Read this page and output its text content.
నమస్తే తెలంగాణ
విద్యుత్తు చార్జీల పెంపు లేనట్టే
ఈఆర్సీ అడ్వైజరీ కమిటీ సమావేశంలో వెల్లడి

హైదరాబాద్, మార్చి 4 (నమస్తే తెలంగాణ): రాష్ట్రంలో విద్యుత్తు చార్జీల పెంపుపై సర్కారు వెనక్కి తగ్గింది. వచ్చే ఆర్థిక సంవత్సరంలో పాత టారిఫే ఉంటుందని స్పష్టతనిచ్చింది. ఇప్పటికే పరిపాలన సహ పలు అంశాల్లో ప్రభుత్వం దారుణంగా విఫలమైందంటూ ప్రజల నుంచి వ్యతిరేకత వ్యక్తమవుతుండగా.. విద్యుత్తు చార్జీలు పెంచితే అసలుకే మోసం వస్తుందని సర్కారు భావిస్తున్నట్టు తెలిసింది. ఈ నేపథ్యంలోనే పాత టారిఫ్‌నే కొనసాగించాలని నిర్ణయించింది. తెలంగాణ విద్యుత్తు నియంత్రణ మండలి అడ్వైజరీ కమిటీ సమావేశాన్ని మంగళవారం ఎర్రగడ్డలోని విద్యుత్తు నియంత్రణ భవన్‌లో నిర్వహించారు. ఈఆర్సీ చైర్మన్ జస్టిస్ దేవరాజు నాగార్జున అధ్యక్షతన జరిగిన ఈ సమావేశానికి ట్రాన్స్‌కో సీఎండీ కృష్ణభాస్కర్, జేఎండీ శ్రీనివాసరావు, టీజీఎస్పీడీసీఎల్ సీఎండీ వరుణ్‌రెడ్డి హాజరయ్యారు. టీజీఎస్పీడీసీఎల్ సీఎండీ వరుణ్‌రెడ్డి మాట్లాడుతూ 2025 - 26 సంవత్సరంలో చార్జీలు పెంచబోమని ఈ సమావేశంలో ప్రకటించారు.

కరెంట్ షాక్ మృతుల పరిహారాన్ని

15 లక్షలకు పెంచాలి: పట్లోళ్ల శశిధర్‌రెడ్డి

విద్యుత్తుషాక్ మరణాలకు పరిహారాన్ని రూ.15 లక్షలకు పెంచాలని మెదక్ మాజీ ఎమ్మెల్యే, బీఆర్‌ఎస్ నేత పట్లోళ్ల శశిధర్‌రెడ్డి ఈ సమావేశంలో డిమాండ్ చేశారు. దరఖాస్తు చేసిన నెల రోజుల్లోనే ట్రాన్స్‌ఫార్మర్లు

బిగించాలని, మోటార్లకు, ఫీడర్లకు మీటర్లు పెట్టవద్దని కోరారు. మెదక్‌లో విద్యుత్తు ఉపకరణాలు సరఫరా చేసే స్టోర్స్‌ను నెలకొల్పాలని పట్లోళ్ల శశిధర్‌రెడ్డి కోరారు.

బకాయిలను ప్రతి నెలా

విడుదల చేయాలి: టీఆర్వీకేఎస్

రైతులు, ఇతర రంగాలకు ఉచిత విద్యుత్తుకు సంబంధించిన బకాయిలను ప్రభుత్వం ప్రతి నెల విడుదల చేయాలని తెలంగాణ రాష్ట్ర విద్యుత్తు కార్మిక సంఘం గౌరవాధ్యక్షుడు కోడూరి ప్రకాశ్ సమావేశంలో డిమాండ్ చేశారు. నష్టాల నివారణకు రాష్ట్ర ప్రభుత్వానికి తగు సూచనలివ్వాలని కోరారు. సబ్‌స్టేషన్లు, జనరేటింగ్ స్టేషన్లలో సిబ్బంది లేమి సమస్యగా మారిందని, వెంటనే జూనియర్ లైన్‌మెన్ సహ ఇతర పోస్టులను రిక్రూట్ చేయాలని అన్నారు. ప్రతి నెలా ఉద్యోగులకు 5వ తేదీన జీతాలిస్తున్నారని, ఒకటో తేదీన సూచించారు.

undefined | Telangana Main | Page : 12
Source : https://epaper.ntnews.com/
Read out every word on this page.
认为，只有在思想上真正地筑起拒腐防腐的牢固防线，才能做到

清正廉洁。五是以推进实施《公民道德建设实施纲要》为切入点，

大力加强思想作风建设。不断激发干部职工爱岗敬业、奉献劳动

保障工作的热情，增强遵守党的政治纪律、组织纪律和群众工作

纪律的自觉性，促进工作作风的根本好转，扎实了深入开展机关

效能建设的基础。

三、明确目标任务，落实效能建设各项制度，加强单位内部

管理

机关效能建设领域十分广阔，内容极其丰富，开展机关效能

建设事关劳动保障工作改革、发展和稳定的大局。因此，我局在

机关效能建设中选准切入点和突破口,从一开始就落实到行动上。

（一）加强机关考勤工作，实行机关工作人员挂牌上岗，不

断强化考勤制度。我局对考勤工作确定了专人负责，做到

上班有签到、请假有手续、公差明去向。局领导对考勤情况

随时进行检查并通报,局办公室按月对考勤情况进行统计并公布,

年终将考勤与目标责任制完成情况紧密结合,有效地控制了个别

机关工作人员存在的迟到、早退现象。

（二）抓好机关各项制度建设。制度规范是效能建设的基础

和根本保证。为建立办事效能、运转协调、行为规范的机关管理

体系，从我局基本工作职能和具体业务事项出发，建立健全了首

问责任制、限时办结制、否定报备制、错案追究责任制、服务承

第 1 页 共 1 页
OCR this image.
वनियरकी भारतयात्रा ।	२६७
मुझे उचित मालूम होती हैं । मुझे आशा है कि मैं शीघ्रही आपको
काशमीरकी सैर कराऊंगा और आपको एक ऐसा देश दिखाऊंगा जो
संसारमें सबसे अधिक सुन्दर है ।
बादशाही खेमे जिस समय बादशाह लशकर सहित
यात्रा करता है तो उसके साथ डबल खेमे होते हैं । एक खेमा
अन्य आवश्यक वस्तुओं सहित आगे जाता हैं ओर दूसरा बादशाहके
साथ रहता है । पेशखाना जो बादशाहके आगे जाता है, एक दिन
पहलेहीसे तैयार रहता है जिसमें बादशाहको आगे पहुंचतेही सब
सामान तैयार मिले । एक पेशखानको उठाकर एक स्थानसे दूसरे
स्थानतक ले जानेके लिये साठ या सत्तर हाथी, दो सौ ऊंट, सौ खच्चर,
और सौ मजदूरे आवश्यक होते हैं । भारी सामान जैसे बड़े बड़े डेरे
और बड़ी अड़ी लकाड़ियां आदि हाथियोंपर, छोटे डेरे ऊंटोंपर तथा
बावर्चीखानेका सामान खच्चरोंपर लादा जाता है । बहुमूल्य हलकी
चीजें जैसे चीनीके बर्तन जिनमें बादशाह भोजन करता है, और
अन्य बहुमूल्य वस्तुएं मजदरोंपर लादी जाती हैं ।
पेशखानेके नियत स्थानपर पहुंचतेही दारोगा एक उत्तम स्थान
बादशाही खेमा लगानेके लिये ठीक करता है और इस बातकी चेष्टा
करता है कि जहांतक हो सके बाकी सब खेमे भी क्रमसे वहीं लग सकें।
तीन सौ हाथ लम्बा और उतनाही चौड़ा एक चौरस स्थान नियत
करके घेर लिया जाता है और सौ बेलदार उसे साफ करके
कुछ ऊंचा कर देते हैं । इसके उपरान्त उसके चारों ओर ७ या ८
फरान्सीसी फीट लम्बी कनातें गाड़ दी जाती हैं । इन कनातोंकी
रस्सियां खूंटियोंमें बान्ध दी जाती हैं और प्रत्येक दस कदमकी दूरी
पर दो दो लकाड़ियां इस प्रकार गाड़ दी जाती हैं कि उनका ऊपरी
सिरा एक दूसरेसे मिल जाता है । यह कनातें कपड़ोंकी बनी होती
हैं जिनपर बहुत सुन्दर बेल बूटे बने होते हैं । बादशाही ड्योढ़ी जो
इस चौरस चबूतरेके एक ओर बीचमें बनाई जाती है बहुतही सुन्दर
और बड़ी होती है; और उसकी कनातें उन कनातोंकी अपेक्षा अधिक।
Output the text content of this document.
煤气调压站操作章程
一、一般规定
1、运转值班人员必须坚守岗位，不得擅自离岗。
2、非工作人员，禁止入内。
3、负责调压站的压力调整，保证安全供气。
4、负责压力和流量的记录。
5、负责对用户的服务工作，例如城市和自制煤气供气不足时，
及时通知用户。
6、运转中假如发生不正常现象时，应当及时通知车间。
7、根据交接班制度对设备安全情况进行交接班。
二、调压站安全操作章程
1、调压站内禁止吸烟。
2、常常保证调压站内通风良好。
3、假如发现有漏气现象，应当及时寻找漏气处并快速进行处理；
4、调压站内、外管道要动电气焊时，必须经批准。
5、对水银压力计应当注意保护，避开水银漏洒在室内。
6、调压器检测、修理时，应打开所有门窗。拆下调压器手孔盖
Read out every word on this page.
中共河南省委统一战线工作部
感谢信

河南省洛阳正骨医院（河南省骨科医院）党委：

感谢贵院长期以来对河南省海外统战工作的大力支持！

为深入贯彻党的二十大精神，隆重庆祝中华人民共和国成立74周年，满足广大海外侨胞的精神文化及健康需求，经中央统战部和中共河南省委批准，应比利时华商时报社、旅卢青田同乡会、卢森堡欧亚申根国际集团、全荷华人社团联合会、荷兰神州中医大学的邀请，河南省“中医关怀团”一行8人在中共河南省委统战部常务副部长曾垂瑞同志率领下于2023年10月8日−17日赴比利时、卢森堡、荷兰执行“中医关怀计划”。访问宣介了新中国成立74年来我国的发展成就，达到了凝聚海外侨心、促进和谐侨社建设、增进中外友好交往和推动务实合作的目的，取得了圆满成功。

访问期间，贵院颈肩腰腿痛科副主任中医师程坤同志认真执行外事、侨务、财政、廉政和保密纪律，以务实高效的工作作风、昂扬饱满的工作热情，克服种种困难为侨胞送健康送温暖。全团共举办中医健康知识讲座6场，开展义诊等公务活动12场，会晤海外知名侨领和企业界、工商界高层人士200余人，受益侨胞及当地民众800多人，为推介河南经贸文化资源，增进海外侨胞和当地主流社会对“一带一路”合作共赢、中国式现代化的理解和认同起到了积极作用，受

================================

* [Given instruction]: Repeat only the stretch of lines that begins at the line containing "Output the text content of this document." and ends at the last line above, both included.

* [Reply]:
Output the text content of this document.
煤气调压站操作章程
一、一般规定
1、运转值班人员必须坚守岗位，不得擅自离岗。
2、非工作人员，禁止入内。
3、负责调压站的压力调整，保证安全供气。
4、负责压力和流量的记录。
5、负责对用户的服务工作，例如城市和自制煤气供气不足时，
及时通知用户。
6、运转中假如发生不正常现象时，应当及时通知车间。
7、根据交接班制度对设备安全情况进行交接班。
二、调压站安全操作章程
1、调压站内禁止吸烟。
2、常常保证调压站内通风良好。
3、假如发现有漏气现象，应当及时寻找漏气处并快速进行处理；
4、调压站内、外管道要动电气焊时，必须经批准。
5、对水银压力计应当注意保护，避开水银漏洒在室内。
6、调压器检测、修理时，应打开所有门窗。拆下调压器手孔盖
Read out every word on this page.
中共河南省委统一战线工作部
感谢信

河南省洛阳正骨医院（河南省骨科医院）党委：

感谢贵院长期以来对河南省海外统战工作的大力支持！

为深入贯彻党的二十大精神，隆重庆祝中华人民共和国成立74周年，满足广大海外侨胞的精神文化及健康需求，经中央统战部和中共河南省委批准，应比利时华商时报社、旅卢青田同乡会、卢森堡欧亚申根国际集团、全荷华人社团联合会、荷兰神州中医大学的邀请，河南省“中医关怀团”一行8人在中共河南省委统战部常务副部长曾垂瑞同志率领下于2023年10月8日−17日赴比利时、卢森堡、荷兰执行“中医关怀计划”。访问宣介了新中国成立74年来我国的发展成就，达到了凝聚海外侨心、促进和谐侨社建设、增进中外友好交往和推动务实合作的目的，取得了圆满成功。

访问期间，贵院颈肩腰腿痛科副主任中医师程坤同志认真执行外事、侨务、财政、廉政和保密纪律，以务实高效的工作作风、昂扬饱满的工作热情，克服种种困难为侨胞送健康送温暖。全团共举办中医健康知识讲座6场，开展义诊等公务活动12场，会晤海外知名侨领和企业界、工商界高层人士200余人，受益侨胞及当地民众800多人，为推介河南经贸文化资源，增进海外侨胞和当地主流社会对“一带一路”合作共赢、中国式现代化的理解和认同起到了积极作用，受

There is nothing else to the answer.